▸ **OBJECTIVE**:
Go over the entries below line by line, copying each one that contains the word "screenshot".

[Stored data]
## begin
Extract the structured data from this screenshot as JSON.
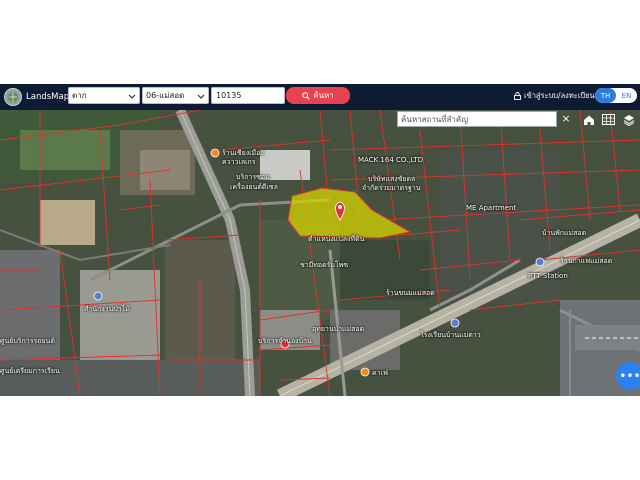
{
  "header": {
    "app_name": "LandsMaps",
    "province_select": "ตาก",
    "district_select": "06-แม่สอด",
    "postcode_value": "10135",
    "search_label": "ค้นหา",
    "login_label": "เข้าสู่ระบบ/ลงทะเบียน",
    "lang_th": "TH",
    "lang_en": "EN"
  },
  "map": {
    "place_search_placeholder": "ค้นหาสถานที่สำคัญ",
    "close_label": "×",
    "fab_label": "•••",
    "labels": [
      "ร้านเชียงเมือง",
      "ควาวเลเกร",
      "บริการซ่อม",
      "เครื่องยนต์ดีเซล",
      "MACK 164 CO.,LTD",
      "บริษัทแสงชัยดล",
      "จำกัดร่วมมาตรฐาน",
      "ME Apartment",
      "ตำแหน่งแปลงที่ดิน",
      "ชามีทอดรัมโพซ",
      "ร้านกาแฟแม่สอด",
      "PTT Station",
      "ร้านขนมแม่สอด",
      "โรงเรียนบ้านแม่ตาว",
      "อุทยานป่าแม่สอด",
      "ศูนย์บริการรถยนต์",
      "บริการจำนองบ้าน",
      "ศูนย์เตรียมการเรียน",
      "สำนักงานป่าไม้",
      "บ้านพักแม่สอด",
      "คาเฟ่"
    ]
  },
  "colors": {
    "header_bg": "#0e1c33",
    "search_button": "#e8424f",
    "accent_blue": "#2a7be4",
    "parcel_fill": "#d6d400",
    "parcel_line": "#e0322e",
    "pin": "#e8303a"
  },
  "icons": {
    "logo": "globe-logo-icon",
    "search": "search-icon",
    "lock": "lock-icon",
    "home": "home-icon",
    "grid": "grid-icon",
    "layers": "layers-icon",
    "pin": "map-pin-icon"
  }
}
## end
## begin
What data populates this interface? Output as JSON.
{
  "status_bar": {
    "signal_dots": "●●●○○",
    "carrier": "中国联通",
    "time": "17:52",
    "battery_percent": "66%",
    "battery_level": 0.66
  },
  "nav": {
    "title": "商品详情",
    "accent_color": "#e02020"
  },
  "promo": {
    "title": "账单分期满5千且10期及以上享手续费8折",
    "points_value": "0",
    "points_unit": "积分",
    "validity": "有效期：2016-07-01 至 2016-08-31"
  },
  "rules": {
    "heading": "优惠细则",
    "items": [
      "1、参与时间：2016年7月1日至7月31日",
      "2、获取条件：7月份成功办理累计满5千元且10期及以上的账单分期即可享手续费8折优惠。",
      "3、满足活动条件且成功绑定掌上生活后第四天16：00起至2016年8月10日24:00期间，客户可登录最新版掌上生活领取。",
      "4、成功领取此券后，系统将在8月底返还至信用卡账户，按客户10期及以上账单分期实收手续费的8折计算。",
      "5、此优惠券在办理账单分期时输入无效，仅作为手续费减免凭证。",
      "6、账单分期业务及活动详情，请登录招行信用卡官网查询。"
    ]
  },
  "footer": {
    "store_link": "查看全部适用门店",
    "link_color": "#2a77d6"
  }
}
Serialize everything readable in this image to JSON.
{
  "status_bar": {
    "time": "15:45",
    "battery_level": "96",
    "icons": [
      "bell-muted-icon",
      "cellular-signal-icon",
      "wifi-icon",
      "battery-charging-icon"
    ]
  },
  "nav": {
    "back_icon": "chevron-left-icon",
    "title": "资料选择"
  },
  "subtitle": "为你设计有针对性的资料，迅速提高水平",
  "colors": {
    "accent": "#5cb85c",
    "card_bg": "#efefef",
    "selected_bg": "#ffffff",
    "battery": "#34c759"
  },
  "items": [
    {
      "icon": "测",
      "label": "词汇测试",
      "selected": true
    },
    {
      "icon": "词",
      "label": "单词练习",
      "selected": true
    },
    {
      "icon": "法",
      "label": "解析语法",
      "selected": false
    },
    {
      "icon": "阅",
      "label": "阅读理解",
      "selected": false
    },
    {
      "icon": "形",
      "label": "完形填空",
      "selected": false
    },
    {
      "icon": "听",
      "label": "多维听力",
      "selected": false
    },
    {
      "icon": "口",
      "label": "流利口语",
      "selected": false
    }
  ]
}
## end
## begin
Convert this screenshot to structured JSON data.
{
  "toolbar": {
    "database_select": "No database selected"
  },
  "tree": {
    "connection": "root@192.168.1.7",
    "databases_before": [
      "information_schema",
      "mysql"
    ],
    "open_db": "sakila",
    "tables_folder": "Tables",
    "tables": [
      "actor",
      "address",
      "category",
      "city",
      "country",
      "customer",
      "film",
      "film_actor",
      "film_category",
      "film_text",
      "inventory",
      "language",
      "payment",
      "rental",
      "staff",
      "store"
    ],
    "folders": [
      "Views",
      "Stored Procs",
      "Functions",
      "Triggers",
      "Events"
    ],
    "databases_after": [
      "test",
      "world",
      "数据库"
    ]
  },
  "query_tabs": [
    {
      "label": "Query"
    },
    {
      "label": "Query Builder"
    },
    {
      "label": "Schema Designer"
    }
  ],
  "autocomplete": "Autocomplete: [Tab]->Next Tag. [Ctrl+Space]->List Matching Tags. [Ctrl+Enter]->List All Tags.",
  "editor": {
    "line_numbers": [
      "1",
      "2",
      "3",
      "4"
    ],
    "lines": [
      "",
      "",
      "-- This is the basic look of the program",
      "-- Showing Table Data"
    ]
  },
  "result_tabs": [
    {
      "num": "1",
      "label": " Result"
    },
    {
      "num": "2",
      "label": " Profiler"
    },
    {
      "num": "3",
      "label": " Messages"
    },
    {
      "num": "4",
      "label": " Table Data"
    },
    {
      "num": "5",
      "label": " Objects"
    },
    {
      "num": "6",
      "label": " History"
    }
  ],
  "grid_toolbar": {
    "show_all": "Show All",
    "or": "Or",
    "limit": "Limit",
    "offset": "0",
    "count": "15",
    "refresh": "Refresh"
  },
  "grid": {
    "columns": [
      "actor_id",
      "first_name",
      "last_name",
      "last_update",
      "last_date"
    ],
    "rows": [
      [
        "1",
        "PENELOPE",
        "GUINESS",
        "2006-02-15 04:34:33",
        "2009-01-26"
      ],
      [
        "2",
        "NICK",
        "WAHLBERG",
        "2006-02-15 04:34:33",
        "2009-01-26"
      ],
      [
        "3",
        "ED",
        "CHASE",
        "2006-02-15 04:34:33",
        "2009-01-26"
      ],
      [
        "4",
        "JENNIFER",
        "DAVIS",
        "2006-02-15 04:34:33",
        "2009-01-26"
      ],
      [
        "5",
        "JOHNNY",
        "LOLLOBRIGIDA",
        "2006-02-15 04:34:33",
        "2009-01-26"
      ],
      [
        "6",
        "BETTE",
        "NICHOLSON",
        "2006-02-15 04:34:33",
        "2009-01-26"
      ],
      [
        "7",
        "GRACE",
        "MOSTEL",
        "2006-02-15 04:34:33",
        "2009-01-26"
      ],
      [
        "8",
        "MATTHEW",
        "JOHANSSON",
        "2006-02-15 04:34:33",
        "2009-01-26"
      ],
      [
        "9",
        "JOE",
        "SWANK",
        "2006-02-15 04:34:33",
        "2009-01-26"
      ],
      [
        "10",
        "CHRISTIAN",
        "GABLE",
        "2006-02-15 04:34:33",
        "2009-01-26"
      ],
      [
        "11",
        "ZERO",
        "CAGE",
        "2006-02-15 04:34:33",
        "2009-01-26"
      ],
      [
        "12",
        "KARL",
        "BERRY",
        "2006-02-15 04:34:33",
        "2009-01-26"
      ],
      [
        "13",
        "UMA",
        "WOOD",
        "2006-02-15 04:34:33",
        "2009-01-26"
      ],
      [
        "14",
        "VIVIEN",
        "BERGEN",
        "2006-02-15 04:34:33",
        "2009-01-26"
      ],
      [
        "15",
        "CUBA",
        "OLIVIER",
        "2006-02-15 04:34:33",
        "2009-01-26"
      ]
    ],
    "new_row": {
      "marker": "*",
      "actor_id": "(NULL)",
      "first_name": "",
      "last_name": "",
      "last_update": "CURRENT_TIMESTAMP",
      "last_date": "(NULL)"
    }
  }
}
## end
▸ **FULL OUTPUT**:
Extract the structured data from this screenshot as JSON.
Convert this screenshot to structured JSON data.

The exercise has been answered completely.